> **Aim**
Strip the pictures and reproduce the rest of the listing exactly.

____________

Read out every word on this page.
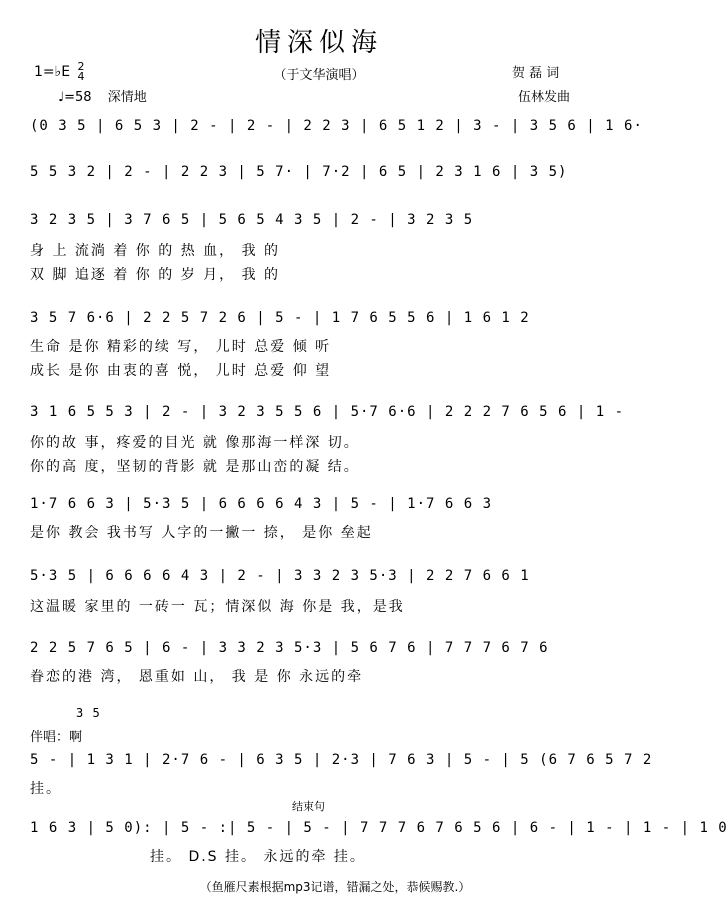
情深似海
1=♭E 2
4	（于文华演唱）	贺 磊 词
♩=58 深情地	伍林发曲
(0 3 5 | 6 5 3 | 2 - | 2 - | 2 2 3 | 6 5 1 2 | 3 - | 3 5 6 | 1 6·
5 5 3 2 | 2 - | 2 2 3 | 5 7· | 7·2 | 6 5 | 2 3 1 6 | 3 5)
3 2 3 5 | 3 7 6 5 | 5 6 5 4 3 5 | 2 - | 3 2 3 5
身 上 流淌 着 你 的 热 血， 我 的
双 脚 追逐 着 你 的 岁 月， 我 的
3 5 7 6·6 | 2 2 5 7 2 6 | 5 - | 1 7 6 5 5 6 | 1 6 1 2
生命 是你 精彩的续 写， 儿时 总爱 倾 听
成长 是你 由衷的喜 悦， 儿时 总爱 仰 望
3 1 6 5 5 3 | 2 - | 3 2 3 5 5 6 | 5·7 6·6 | 2 2 2 7 6 5 6 | 1 -
你的故 事，疼爱的目光 就 像那海一样深 切。
你的高 度，坚韧的背影 就 是那山峦的凝 结。
1·7 6 6 3 | 5·3 5 | 6 6 6 6 4 3 | 5 - | 1·7 6 6 3
是你 教会 我书写 人字的一撇一 捺， 是你 垒起
5·3 5 | 6 6 6 6 4 3 | 2 - | 3 3 2 3 5·3 | 2 2 7 6 6 1
这温暖 家里的 一砖一 瓦；情深似 海 你是 我，是我
2 2 5 7 6 5 | 6 - | 3 3 2 3 5·3 | 5 6 7 6 | 7 7 7 6 7 6
眷恋的港 湾， 恩重如 山， 我 是 你 永远的牵
3 5
伴唱：啊
5 - | 1 3 1 | 2·7 6 - | 6 3 5 | 2·3 | 7 6 3 | 5 - | 5 (6 7 6 5 7 2
挂。
结束句
1 6 3 | 5 0): | 5 - :| 5 - | 5 - | 7 7 7 6 7 6 5 6 | 6 - | 1 - | 1 - | 1 0
挂。 D.S 挂。 永远的牵 挂。
（鱼雁尺素根据mp3记谱，错漏之处，恭候赐教.）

____________

> **Final result**
Read out every word on this page.
情深似海
1=♭E 2
4	（于文华演唱）	贺 磊 词
♩=58 深情地	伍林发曲
(0 3 5 | 6 5 3 | 2 - | 2 - | 2 2 3 | 6 5 1 2 | 3 - | 3 5 6 | 1 6·
5 5 3 2 | 2 - | 2 2 3 | 5 7· | 7·2 | 6 5 | 2 3 1 6 | 3 5)
3 2 3 5 | 3 7 6 5 | 5 6 5 4 3 5 | 2 - | 3 2 3 5
身 上 流淌 着 你 的 热 血， 我 的
双 脚 追逐 着 你 的 岁 月， 我 的
3 5 7 6·6 | 2 2 5 7 2 6 | 5 - | 1 7 6 5 5 6 | 1 6 1 2
生命 是你 精彩的续 写， 儿时 总爱 倾 听
成长 是你 由衷的喜 悦， 儿时 总爱 仰 望
3 1 6 5 5 3 | 2 - | 3 2 3 5 5 6 | 5·7 6·6 | 2 2 2 7 6 5 6 | 1 -
你的故 事，疼爱的目光 就 像那海一样深 切。
你的高 度，坚韧的背影 就 是那山峦的凝 结。
1·7 6 6 3 | 5·3 5 | 6 6 6 6 4 3 | 5 - | 1·7 6 6 3
是你 教会 我书写 人字的一撇一 捺， 是你 垒起
5·3 5 | 6 6 6 6 4 3 | 2 - | 3 3 2 3 5·3 | 2 2 7 6 6 1
这温暖 家里的 一砖一 瓦；情深似 海 你是 我，是我
2 2 5 7 6 5 | 6 - | 3 3 2 3 5·3 | 5 6 7 6 | 7 7 7 6 7 6
眷恋的港 湾， 恩重如 山， 我 是 你 永远的牵
3 5
伴唱：啊
5 - | 1 3 1 | 2·7 6 - | 6 3 5 | 2·3 | 7 6 3 | 5 - | 5 (6 7 6 5 7 2
挂。
结束句
1 6 3 | 5 0): | 5 - :| 5 - | 5 - | 7 7 7 6 7 6 5 6 | 6 - | 1 - | 1 - | 1 0
挂。 D.S 挂。 永远的牵 挂。
（鱼雁尺素根据mp3记谱，错漏之处，恭候赐教.）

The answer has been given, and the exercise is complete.